-- BEGIN --

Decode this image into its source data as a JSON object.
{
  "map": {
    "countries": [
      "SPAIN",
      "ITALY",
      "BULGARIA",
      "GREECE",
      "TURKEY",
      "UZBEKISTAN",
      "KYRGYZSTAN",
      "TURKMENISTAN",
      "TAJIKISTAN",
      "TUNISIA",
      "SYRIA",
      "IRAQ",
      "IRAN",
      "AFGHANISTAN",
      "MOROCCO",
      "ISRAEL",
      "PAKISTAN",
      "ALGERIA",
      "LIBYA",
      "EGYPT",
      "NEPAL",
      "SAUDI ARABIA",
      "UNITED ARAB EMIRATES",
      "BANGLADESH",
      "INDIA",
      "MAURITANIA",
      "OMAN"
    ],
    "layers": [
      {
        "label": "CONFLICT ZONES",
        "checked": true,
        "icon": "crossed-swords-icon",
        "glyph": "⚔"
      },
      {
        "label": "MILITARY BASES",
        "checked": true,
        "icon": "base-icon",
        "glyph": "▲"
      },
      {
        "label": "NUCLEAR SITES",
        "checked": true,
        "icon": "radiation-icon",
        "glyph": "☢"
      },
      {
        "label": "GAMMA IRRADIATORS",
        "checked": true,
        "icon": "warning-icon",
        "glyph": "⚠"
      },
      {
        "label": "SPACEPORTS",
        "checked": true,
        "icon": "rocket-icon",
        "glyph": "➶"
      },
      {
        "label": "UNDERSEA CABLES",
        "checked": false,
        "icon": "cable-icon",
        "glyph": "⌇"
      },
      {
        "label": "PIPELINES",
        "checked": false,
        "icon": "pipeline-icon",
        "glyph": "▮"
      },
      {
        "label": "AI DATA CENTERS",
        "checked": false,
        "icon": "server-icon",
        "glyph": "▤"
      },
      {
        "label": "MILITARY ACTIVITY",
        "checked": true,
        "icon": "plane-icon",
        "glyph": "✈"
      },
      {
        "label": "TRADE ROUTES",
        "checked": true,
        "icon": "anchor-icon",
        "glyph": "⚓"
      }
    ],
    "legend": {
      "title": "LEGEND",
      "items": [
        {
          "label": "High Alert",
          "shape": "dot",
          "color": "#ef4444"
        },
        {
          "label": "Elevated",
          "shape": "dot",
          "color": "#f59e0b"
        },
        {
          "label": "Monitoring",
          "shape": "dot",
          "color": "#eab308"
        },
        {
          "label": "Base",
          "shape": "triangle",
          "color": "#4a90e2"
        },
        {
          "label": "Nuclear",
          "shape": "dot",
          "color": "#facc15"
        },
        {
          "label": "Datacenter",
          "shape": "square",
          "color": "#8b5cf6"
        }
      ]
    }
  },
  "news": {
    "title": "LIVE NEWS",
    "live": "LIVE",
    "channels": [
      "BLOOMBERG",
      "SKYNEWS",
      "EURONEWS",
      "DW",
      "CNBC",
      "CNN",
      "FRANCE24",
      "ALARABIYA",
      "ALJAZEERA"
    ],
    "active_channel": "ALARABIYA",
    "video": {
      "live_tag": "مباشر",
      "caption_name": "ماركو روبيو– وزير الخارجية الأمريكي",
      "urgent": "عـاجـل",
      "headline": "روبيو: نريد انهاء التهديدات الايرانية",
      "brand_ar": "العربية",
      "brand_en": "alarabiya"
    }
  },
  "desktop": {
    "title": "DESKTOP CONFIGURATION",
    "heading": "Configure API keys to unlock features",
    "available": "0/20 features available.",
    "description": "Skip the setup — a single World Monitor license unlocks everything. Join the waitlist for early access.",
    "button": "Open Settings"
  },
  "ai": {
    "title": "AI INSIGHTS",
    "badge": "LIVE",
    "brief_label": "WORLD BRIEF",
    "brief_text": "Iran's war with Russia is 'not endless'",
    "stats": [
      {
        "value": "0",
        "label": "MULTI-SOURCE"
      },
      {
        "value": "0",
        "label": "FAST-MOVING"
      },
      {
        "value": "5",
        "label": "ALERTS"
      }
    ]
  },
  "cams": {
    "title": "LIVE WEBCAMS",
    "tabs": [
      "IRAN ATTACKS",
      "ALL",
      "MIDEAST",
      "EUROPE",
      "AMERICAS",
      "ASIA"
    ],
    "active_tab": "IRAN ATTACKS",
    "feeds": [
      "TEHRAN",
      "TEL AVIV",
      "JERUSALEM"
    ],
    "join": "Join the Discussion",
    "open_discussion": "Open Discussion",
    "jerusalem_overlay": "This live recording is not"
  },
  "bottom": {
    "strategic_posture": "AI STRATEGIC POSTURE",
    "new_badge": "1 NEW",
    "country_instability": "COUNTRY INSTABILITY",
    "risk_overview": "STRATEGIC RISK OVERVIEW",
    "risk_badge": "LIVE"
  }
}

-- END --

**Instructions to follow**
Exactly reproduce every line found in the records.

**The solution**
Decode this image into its source data as a JSON object.
{
  "map": {
    "countries": [
      "SPAIN",
      "ITALY",
      "BULGARIA",
      "GREECE",
      "TURKEY",
      "UZBEKISTAN",
      "KYRGYZSTAN",
      "TURKMENISTAN",
      "TAJIKISTAN",
      "TUNISIA",
      "SYRIA",
      "IRAQ",
      "IRAN",
      "AFGHANISTAN",
      "MOROCCO",
      "ISRAEL",
      "PAKISTAN",
      "ALGERIA",
      "LIBYA",
      "EGYPT",
      "NEPAL",
      "SAUDI ARABIA",
      "UNITED ARAB EMIRATES",
      "BANGLADESH",
      "INDIA",
      "MAURITANIA",
      "OMAN"
    ],
    "layers": [
      {
        "label": "CONFLICT ZONES",
        "checked": true,
        "icon": "crossed-swords-icon",
        "glyph": "⚔"
      },
      {
        "label": "MILITARY BASES",
        "checked": true,
        "icon": "base-icon",
        "glyph": "▲"
      },
      {
        "label": "NUCLEAR SITES",
        "checked": true,
        "icon": "radiation-icon",
        "glyph": "☢"
      },
      {
        "label": "GAMMA IRRADIATORS",
        "checked": true,
        "icon": "warning-icon",
        "glyph": "⚠"
      },
      {
        "label": "SPACEPORTS",
        "checked": true,
        "icon": "rocket-icon",
        "glyph": "➶"
      },
      {
        "label": "UNDERSEA CABLES",
        "checked": false,
        "icon": "cable-icon",
        "glyph": "⌇"
      },
      {
        "label": "PIPELINES",
        "checked": false,
        "icon": "pipeline-icon",
        "glyph": "▮"
      },
      {
        "label": "AI DATA CENTERS",
        "checked": false,
        "icon": "server-icon",
        "glyph": "▤"
      },
      {
        "label": "MILITARY ACTIVITY",
        "checked": true,
        "icon": "plane-icon",
        "glyph": "✈"
      },
      {
        "label": "TRADE ROUTES",
        "checked": true,
        "icon": "anchor-icon",
        "glyph": "⚓"
      }
    ],
    "legend": {
      "title": "LEGEND",
      "items": [
        {
          "label": "High Alert",
          "shape": "dot",
          "color": "#ef4444"
        },
        {
          "label": "Elevated",
          "shape": "dot",
          "color": "#f59e0b"
        },
        {
          "label": "Monitoring",
          "shape": "dot",
          "color": "#eab308"
        },
        {
          "label": "Base",
          "shape": "triangle",
          "color": "#4a90e2"
        },
        {
          "label": "Nuclear",
          "shape": "dot",
          "color": "#facc15"
        },
        {
          "label": "Datacenter",
          "shape": "square",
          "color": "#8b5cf6"
        }
      ]
    }
  },
  "news": {
    "title": "LIVE NEWS",
    "live": "LIVE",
    "channels": [
      "BLOOMBERG",
      "SKYNEWS",
      "EURONEWS",
      "DW",
      "CNBC",
      "CNN",
      "FRANCE24",
      "ALARABIYA",
      "ALJAZEERA"
    ],
    "active_channel": "ALARABIYA",
    "video": {
      "live_tag": "مباشر",
      "caption_name": "ماركو روبيو– وزير الخارجية الأمريكي",
      "urgent": "عـاجـل",
      "headline": "روبيو: نريد انهاء التهديدات الايرانية",
      "brand_ar": "العربية",
      "brand_en": "alarabiya"
    }
  },
  "desktop": {
    "title": "DESKTOP CONFIGURATION",
    "heading": "Configure API keys to unlock features",
    "available": "0/20 features available.",
    "description": "Skip the setup — a single World Monitor license unlocks everything. Join the waitlist for early access.",
    "button": "Open Settings"
  },
  "ai": {
    "title": "AI INSIGHTS",
    "badge": "LIVE",
    "brief_label": "WORLD BRIEF",
    "brief_text": "Iran's war with Russia is 'not endless'",
    "stats": [
      {
        "value": "0",
        "label": "MULTI-SOURCE"
      },
      {
        "value": "0",
        "label": "FAST-MOVING"
      },
      {
        "value": "5",
        "label": "ALERTS"
      }
    ]
  },
  "cams": {
    "title": "LIVE WEBCAMS",
    "tabs": [
      "IRAN ATTACKS",
      "ALL",
      "MIDEAST",
      "EUROPE",
      "AMERICAS",
      "ASIA"
    ],
    "active_tab": "IRAN ATTACKS",
    "feeds": [
      "TEHRAN",
      "TEL AVIV",
      "JERUSALEM"
    ],
    "join": "Join the Discussion",
    "open_discussion": "Open Discussion",
    "jerusalem_overlay": "This live recording is not"
  },
  "bottom": {
    "strategic_posture": "AI STRATEGIC POSTURE",
    "new_badge": "1 NEW",
    "country_instability": "COUNTRY INSTABILITY",
    "risk_overview": "STRATEGIC RISK OVERVIEW",
    "risk_badge": "LIVE"
  }
}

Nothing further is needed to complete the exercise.